* WHAT THE TASK ASKS
Print the listing that follows, character for character.

* DATA SUPPLIED
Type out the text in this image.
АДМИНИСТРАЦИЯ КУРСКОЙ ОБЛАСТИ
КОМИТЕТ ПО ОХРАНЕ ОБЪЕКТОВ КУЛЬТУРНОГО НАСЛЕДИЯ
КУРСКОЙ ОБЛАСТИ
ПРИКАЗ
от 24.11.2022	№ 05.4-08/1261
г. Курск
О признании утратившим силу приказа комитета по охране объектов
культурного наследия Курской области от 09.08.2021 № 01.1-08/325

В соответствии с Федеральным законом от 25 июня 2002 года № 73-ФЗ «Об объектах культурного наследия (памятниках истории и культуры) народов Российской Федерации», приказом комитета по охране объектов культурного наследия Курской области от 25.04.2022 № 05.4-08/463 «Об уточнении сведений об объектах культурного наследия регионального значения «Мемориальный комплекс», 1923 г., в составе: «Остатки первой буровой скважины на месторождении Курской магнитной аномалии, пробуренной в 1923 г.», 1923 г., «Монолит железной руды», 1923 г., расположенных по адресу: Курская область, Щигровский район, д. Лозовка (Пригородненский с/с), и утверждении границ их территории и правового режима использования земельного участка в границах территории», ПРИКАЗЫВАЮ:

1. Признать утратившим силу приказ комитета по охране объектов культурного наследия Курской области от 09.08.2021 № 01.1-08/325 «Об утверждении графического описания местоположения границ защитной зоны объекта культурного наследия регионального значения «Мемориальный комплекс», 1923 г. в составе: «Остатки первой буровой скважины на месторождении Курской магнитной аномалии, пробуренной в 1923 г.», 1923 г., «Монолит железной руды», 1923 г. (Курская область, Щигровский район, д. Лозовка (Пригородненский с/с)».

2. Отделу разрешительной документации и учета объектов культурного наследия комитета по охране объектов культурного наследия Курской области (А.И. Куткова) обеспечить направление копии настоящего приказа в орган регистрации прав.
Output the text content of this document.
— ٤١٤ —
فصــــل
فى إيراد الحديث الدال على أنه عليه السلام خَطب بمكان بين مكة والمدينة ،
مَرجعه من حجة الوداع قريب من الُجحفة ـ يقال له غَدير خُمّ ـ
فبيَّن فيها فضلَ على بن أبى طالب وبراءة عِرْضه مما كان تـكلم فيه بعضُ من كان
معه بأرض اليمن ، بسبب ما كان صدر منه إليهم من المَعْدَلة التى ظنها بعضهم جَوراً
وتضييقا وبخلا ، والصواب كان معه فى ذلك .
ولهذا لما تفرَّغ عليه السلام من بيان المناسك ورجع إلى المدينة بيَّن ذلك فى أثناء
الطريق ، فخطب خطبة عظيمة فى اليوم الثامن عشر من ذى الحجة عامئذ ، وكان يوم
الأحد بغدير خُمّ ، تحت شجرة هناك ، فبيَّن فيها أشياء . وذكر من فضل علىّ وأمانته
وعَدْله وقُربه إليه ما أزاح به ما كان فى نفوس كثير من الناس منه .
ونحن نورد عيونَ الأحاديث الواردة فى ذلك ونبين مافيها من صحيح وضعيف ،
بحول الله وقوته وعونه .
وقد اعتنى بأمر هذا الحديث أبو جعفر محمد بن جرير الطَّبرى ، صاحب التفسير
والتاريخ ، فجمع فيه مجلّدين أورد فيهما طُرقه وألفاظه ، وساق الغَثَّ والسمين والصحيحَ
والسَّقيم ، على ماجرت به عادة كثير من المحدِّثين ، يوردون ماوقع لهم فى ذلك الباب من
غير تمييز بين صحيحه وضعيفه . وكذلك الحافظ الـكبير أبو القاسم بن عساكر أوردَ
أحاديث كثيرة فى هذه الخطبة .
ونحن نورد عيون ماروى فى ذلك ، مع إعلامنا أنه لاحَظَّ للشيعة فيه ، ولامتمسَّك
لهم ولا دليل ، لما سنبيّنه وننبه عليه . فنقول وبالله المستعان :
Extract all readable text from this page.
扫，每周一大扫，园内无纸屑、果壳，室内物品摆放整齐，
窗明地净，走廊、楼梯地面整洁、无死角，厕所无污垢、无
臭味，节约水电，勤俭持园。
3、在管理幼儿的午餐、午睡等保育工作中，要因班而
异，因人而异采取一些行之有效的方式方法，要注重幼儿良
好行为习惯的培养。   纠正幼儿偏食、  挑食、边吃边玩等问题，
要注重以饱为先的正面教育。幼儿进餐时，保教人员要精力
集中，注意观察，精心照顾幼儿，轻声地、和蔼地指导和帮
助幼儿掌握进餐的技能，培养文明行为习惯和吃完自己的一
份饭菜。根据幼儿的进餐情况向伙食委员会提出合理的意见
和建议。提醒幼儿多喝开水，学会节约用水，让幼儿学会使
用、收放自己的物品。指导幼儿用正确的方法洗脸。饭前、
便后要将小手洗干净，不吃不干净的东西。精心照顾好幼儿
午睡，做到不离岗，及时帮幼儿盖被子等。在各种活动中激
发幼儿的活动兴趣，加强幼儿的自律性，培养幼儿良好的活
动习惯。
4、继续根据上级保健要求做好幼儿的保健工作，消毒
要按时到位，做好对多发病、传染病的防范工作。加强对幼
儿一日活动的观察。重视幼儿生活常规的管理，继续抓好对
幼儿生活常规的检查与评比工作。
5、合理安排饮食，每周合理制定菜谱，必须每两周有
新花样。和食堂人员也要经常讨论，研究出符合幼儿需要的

* EXERCISE SOLUTION
Type out the text in this image.
АДМИНИСТРАЦИЯ КУРСКОЙ ОБЛАСТИ
КОМИТЕТ ПО ОХРАНЕ ОБЪЕКТОВ КУЛЬТУРНОГО НАСЛЕДИЯ
КУРСКОЙ ОБЛАСТИ
ПРИКАЗ
от 24.11.2022	№ 05.4-08/1261
г. Курск
О признании утратившим силу приказа комитета по охране объектов
культурного наследия Курской области от 09.08.2021 № 01.1-08/325

В соответствии с Федеральным законом от 25 июня 2002 года № 73-ФЗ «Об объектах культурного наследия (памятниках истории и культуры) народов Российской Федерации», приказом комитета по охране объектов культурного наследия Курской области от 25.04.2022 № 05.4-08/463 «Об уточнении сведений об объектах культурного наследия регионального значения «Мемориальный комплекс», 1923 г., в составе: «Остатки первой буровой скважины на месторождении Курской магнитной аномалии, пробуренной в 1923 г.», 1923 г., «Монолит железной руды», 1923 г., расположенных по адресу: Курская область, Щигровский район, д. Лозовка (Пригородненский с/с), и утверждении границ их территории и правового режима использования земельного участка в границах территории», ПРИКАЗЫВАЮ:

1. Признать утратившим силу приказ комитета по охране объектов культурного наследия Курской области от 09.08.2021 № 01.1-08/325 «Об утверждении графического описания местоположения границ защитной зоны объекта культурного наследия регионального значения «Мемориальный комплекс», 1923 г. в составе: «Остатки первой буровой скважины на месторождении Курской магнитной аномалии, пробуренной в 1923 г.», 1923 г., «Монолит железной руды», 1923 г. (Курская область, Щигровский район, д. Лозовка (Пригородненский с/с)».

2. Отделу разрешительной документации и учета объектов культурного наследия комитета по охране объектов культурного наследия Курской области (А.И. Куткова) обеспечить направление копии настоящего приказа в орган регистрации прав.
Output the text content of this document.
— ٤١٤ —
فصــــل
فى إيراد الحديث الدال على أنه عليه السلام خَطب بمكان بين مكة والمدينة ،
مَرجعه من حجة الوداع قريب من الُجحفة ـ يقال له غَدير خُمّ ـ
فبيَّن فيها فضلَ على بن أبى طالب وبراءة عِرْضه مما كان تـكلم فيه بعضُ من كان
معه بأرض اليمن ، بسبب ما كان صدر منه إليهم من المَعْدَلة التى ظنها بعضهم جَوراً
وتضييقا وبخلا ، والصواب كان معه فى ذلك .
ولهذا لما تفرَّغ عليه السلام من بيان المناسك ورجع إلى المدينة بيَّن ذلك فى أثناء
الطريق ، فخطب خطبة عظيمة فى اليوم الثامن عشر من ذى الحجة عامئذ ، وكان يوم
الأحد بغدير خُمّ ، تحت شجرة هناك ، فبيَّن فيها أشياء . وذكر من فضل علىّ وأمانته
وعَدْله وقُربه إليه ما أزاح به ما كان فى نفوس كثير من الناس منه .
ونحن نورد عيونَ الأحاديث الواردة فى ذلك ونبين مافيها من صحيح وضعيف ،
بحول الله وقوته وعونه .
وقد اعتنى بأمر هذا الحديث أبو جعفر محمد بن جرير الطَّبرى ، صاحب التفسير
والتاريخ ، فجمع فيه مجلّدين أورد فيهما طُرقه وألفاظه ، وساق الغَثَّ والسمين والصحيحَ
والسَّقيم ، على ماجرت به عادة كثير من المحدِّثين ، يوردون ماوقع لهم فى ذلك الباب من
غير تمييز بين صحيحه وضعيفه . وكذلك الحافظ الـكبير أبو القاسم بن عساكر أوردَ
أحاديث كثيرة فى هذه الخطبة .
ونحن نورد عيون ماروى فى ذلك ، مع إعلامنا أنه لاحَظَّ للشيعة فيه ، ولامتمسَّك
لهم ولا دليل ، لما سنبيّنه وننبه عليه . فنقول وبالله المستعان :
Extract all readable text from this page.
扫，每周一大扫，园内无纸屑、果壳，室内物品摆放整齐，
窗明地净，走廊、楼梯地面整洁、无死角，厕所无污垢、无
臭味，节约水电，勤俭持园。
3、在管理幼儿的午餐、午睡等保育工作中，要因班而
异，因人而异采取一些行之有效的方式方法，要注重幼儿良
好行为习惯的培养。   纠正幼儿偏食、  挑食、边吃边玩等问题，
要注重以饱为先的正面教育。幼儿进餐时，保教人员要精力
集中，注意观察，精心照顾幼儿，轻声地、和蔼地指导和帮
助幼儿掌握进餐的技能，培养文明行为习惯和吃完自己的一
份饭菜。根据幼儿的进餐情况向伙食委员会提出合理的意见
和建议。提醒幼儿多喝开水，学会节约用水，让幼儿学会使
用、收放自己的物品。指导幼儿用正确的方法洗脸。饭前、
便后要将小手洗干净，不吃不干净的东西。精心照顾好幼儿
午睡，做到不离岗，及时帮幼儿盖被子等。在各种活动中激
发幼儿的活动兴趣，加强幼儿的自律性，培养幼儿良好的活
动习惯。
4、继续根据上级保健要求做好幼儿的保健工作，消毒
要按时到位，做好对多发病、传染病的防范工作。加强对幼
儿一日活动的观察。重视幼儿生活常规的管理，继续抓好对
幼儿生活常规的检查与评比工作。
5、合理安排饮食，每周合理制定菜谱，必须每两周有
新花样。和食堂人员也要经常讨论，研究出符合幼儿需要的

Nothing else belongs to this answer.